▶ Problem
Reproduce the listing below verbatim, omitting any pictures.

(Element and region listing)
---

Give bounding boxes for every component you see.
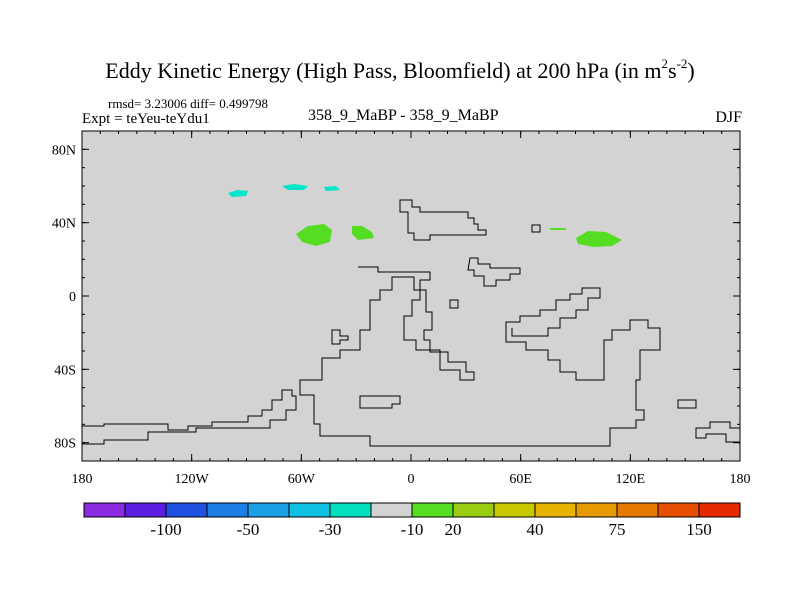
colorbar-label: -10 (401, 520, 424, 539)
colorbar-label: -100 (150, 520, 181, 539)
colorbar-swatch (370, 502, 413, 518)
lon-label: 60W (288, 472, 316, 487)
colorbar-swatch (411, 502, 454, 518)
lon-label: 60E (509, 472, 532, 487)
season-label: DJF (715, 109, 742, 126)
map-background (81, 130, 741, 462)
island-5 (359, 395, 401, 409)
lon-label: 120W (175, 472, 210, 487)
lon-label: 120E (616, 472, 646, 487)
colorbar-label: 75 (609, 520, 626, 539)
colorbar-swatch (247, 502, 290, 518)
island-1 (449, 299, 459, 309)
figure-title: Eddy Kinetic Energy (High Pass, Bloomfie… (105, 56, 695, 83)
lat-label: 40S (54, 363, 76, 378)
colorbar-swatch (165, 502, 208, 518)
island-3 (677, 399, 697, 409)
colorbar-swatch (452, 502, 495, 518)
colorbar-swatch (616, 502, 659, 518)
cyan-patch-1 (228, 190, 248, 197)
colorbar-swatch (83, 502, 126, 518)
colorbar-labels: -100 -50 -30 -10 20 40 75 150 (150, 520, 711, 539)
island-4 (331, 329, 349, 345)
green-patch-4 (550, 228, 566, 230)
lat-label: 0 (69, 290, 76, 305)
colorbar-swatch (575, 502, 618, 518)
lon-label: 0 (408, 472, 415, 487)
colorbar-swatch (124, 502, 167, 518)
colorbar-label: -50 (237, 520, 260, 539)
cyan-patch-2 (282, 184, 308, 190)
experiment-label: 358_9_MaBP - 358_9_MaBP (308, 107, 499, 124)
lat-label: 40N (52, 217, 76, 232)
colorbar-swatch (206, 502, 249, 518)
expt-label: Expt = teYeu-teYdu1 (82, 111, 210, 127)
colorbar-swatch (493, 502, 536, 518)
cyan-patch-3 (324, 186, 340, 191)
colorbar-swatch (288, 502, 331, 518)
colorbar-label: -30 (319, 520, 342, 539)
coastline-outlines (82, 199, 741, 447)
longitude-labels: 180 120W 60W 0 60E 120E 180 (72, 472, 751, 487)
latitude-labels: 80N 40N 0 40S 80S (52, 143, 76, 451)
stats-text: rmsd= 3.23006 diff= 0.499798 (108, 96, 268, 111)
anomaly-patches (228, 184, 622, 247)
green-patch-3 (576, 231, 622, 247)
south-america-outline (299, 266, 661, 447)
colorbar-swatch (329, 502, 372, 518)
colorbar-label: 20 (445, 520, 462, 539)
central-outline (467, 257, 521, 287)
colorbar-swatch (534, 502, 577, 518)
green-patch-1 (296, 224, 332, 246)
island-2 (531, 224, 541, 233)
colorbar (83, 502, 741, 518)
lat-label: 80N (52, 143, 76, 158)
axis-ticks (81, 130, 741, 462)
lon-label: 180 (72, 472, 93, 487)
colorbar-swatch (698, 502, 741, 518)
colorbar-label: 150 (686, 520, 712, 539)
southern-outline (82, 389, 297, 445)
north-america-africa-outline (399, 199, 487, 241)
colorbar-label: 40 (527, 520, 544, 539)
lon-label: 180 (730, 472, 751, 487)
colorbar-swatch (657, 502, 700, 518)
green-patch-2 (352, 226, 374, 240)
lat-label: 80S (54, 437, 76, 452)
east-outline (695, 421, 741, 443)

---

▶ Task result
Give bounding boxes for every component you see.
colorbar-label: -10 (401, 520, 424, 539)
colorbar-label: -100 (150, 520, 181, 539)
colorbar-swatch (370, 502, 413, 518)
lon-label: 60W (288, 472, 316, 487)
colorbar-swatch (411, 502, 454, 518)
lon-label: 60E (509, 472, 532, 487)
season-label: DJF (715, 109, 742, 126)
map-background (81, 130, 741, 462)
island-5 (359, 395, 401, 409)
lon-label: 120W (175, 472, 210, 487)
lon-label: 120E (616, 472, 646, 487)
colorbar-label: 75 (609, 520, 626, 539)
colorbar-swatch (247, 502, 290, 518)
island-1 (449, 299, 459, 309)
figure-title: Eddy Kinetic Energy (High Pass, Bloomfie… (105, 56, 695, 83)
lat-label: 40S (54, 363, 76, 378)
colorbar-swatch (165, 502, 208, 518)
island-3 (677, 399, 697, 409)
colorbar-swatch (452, 502, 495, 518)
colorbar-swatch (616, 502, 659, 518)
cyan-patch-1 (228, 190, 248, 197)
colorbar-swatch (83, 502, 126, 518)
colorbar-labels: -100 -50 -30 -10 20 40 75 150 (150, 520, 711, 539)
island-4 (331, 329, 349, 345)
green-patch-4 (550, 228, 566, 230)
lat-label: 0 (69, 290, 76, 305)
colorbar-swatch (575, 502, 618, 518)
lon-label: 0 (408, 472, 415, 487)
colorbar-swatch (124, 502, 167, 518)
colorbar-label: -50 (237, 520, 260, 539)
cyan-patch-2 (282, 184, 308, 190)
experiment-label: 358_9_MaBP - 358_9_MaBP (308, 107, 499, 124)
lat-label: 40N (52, 217, 76, 232)
colorbar-swatch (206, 502, 249, 518)
expt-label: Expt = teYeu-teYdu1 (82, 111, 210, 127)
colorbar-swatch (493, 502, 536, 518)
cyan-patch-3 (324, 186, 340, 191)
colorbar-swatch (288, 502, 331, 518)
colorbar-label: -30 (319, 520, 342, 539)
coastline-outlines (82, 199, 741, 447)
longitude-labels: 180 120W 60W 0 60E 120E 180 (72, 472, 751, 487)
latitude-labels: 80N 40N 0 40S 80S (52, 143, 76, 451)
stats-text: rmsd= 3.23006 diff= 0.499798 (108, 96, 268, 111)
anomaly-patches (228, 184, 622, 247)
green-patch-3 (576, 231, 622, 247)
south-america-outline (299, 266, 661, 447)
colorbar-swatch (329, 502, 372, 518)
colorbar-label: 20 (445, 520, 462, 539)
central-outline (467, 257, 521, 287)
colorbar-swatch (534, 502, 577, 518)
green-patch-1 (296, 224, 332, 246)
island-2 (531, 224, 541, 233)
colorbar (83, 502, 741, 518)
lat-label: 80N (52, 143, 76, 158)
axis-ticks (81, 130, 741, 462)
lon-label: 180 (72, 472, 93, 487)
colorbar-swatch (698, 502, 741, 518)
colorbar-label: 150 (686, 520, 712, 539)
southern-outline (82, 389, 297, 445)
north-america-africa-outline (399, 199, 487, 241)
colorbar-label: 40 (527, 520, 544, 539)
lon-label: 180 (730, 472, 751, 487)
colorbar-swatch (657, 502, 700, 518)
green-patch-2 (352, 226, 374, 240)
lat-label: 80S (54, 437, 76, 452)
east-outline (695, 421, 741, 443)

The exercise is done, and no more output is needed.